--- BEGIN ---

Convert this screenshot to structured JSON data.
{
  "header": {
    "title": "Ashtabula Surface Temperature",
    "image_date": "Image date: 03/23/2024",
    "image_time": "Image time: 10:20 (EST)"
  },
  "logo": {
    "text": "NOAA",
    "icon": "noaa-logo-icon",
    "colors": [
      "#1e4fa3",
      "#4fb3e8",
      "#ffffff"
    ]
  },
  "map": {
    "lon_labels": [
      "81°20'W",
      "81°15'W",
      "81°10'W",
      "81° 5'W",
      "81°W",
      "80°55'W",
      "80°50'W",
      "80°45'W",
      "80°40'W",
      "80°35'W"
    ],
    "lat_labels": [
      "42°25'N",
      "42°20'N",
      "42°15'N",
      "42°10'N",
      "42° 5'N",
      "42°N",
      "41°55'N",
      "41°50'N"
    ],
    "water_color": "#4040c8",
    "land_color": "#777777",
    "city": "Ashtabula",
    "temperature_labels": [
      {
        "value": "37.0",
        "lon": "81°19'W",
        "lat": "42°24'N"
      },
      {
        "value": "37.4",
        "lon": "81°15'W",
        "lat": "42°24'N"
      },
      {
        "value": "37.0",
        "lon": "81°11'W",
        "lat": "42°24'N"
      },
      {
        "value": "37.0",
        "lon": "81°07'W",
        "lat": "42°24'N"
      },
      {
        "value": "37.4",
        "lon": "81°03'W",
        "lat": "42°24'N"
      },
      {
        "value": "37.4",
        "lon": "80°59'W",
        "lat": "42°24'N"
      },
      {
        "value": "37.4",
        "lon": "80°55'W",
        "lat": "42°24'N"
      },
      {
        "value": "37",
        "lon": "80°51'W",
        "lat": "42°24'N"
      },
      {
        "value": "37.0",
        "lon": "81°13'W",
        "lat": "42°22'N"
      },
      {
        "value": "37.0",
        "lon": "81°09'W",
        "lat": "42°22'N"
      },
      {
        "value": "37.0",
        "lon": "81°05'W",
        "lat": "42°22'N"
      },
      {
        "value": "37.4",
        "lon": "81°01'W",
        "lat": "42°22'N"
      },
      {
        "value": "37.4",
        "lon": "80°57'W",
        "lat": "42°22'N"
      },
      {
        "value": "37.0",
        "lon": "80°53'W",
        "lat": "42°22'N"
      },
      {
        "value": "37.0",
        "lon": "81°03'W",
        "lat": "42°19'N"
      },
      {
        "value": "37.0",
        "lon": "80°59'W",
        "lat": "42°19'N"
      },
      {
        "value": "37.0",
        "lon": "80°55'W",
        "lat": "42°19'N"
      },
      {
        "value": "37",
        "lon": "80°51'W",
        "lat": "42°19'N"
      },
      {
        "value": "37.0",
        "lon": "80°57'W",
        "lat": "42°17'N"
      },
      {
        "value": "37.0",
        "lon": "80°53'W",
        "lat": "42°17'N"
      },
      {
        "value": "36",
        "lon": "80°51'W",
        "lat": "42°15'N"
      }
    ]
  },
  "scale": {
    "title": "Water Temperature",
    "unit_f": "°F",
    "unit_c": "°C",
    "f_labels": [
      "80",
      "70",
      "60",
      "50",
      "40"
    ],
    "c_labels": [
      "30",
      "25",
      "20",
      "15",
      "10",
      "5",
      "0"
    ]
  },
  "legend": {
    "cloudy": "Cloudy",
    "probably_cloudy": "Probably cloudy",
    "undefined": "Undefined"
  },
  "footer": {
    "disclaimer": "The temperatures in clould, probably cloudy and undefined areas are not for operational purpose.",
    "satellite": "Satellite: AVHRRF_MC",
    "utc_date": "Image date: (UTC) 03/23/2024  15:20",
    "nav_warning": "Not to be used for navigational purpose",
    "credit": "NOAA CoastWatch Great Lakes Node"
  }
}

--- END ---

Pull out every line in the data above that has the word "Ashtabula".

    "title": "Ashtabula Surface Temperature",
    "city": "Ashtabula",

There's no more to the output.